[Records contained in a dataset]

▽

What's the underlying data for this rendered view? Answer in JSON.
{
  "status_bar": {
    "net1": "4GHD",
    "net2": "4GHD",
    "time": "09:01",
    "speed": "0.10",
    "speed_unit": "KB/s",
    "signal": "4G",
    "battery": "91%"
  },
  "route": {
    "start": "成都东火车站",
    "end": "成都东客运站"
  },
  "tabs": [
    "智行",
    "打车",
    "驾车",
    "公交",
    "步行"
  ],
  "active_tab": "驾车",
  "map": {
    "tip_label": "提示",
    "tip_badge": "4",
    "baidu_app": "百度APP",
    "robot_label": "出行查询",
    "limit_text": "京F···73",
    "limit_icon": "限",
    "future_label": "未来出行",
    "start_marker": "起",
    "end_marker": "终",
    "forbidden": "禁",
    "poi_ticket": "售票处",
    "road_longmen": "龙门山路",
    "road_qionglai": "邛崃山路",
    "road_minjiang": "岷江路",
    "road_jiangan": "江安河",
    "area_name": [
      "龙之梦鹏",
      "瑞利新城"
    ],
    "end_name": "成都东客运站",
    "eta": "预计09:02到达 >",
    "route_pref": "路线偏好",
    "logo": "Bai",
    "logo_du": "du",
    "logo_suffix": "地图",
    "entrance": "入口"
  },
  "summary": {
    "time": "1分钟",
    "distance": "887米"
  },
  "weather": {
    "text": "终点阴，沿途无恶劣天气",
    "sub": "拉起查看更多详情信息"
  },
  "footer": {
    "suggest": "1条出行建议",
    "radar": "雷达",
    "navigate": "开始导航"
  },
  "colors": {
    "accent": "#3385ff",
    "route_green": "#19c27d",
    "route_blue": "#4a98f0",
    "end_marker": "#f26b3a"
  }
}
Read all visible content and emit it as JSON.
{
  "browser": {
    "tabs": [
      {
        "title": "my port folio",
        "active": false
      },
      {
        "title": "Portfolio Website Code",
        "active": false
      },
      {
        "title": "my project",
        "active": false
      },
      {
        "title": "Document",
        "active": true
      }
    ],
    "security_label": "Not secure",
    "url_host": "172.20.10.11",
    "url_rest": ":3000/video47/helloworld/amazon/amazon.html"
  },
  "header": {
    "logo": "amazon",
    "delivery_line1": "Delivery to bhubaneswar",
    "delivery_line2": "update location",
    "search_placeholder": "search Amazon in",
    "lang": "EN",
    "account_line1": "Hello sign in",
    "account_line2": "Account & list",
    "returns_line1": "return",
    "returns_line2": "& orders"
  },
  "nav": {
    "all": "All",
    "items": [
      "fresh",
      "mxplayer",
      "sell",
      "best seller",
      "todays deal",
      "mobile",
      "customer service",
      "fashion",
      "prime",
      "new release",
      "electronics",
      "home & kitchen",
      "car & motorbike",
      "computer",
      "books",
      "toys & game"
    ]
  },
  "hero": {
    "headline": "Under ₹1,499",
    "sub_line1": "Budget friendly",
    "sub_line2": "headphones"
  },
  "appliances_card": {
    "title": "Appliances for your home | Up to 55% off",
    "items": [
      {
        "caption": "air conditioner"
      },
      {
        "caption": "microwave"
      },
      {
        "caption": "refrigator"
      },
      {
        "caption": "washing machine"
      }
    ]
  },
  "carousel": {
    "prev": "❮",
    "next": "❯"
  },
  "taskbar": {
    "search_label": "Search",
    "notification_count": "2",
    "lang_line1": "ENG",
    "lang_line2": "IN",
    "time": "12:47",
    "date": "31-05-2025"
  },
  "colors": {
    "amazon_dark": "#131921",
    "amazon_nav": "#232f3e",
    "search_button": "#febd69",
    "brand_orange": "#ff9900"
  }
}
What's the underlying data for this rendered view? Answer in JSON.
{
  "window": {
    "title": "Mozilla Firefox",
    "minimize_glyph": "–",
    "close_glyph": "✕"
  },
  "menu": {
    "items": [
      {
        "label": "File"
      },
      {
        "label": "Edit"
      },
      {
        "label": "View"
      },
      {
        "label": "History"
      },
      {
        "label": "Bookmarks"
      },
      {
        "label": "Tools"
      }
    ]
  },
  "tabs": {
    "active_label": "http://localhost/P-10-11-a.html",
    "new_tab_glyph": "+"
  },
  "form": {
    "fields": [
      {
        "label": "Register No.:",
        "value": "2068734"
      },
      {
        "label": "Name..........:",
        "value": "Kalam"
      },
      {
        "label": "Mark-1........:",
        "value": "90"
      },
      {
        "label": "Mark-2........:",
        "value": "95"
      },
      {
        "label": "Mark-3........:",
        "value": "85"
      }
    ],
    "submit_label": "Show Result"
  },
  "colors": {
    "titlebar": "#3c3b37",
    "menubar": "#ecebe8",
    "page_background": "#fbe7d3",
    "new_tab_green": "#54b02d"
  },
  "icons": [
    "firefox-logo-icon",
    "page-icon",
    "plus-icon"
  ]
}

△

| What you need to do |
Return all lines containing the word "caption".

| Right answer |
        "caption": "air conditioner"
        "caption": "microwave"
        "caption": "refrigator"
        "caption": "washing machine"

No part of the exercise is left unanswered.